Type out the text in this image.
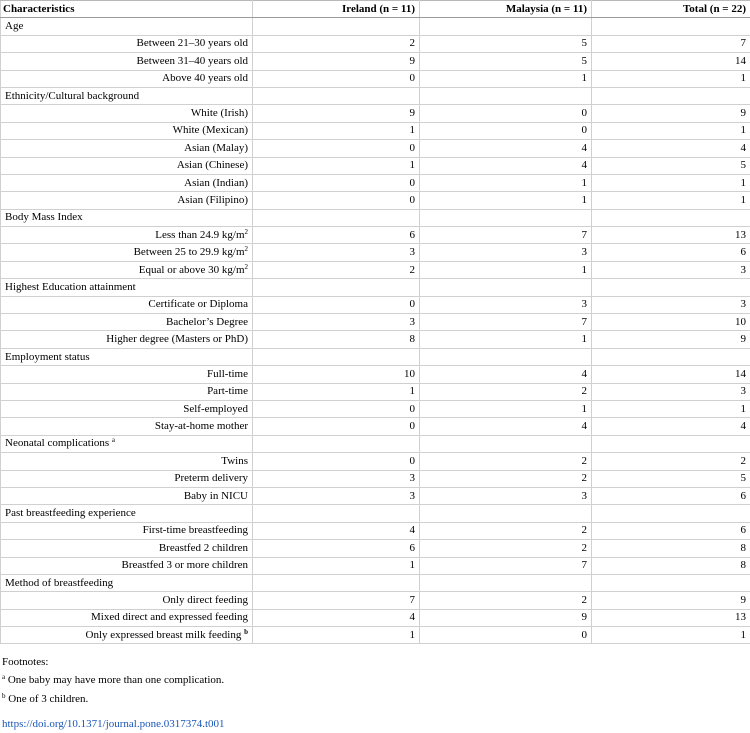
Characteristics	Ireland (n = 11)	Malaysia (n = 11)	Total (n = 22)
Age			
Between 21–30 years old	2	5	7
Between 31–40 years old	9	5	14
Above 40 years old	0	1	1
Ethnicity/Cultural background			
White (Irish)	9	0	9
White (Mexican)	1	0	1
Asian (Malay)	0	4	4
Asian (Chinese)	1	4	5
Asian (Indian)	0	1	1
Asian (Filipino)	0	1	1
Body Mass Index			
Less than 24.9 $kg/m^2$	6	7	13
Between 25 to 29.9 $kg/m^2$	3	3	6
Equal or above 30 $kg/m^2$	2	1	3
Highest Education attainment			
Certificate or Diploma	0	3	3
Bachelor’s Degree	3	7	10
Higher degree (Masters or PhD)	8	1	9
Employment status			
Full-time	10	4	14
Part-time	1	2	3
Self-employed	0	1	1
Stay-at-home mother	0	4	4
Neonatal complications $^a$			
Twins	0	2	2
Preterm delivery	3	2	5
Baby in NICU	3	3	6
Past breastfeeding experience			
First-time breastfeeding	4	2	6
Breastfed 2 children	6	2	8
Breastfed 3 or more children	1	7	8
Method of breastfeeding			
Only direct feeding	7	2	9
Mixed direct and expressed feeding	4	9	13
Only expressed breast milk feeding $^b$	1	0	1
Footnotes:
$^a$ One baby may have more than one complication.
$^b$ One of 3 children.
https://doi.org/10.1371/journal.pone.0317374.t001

==============================

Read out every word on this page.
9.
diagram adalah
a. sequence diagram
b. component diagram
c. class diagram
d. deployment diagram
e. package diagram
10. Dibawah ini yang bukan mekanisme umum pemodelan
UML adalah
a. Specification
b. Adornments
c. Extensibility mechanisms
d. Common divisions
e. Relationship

==============================

(PROBLEM TO WORK ON)
Copy each line of the records that contains the word "expressed".

(SOLUTION TO THIS TASK)
Mixed direct and expressed feeding	4	9	13
Only expressed breast milk feeding $^b$	1	0	1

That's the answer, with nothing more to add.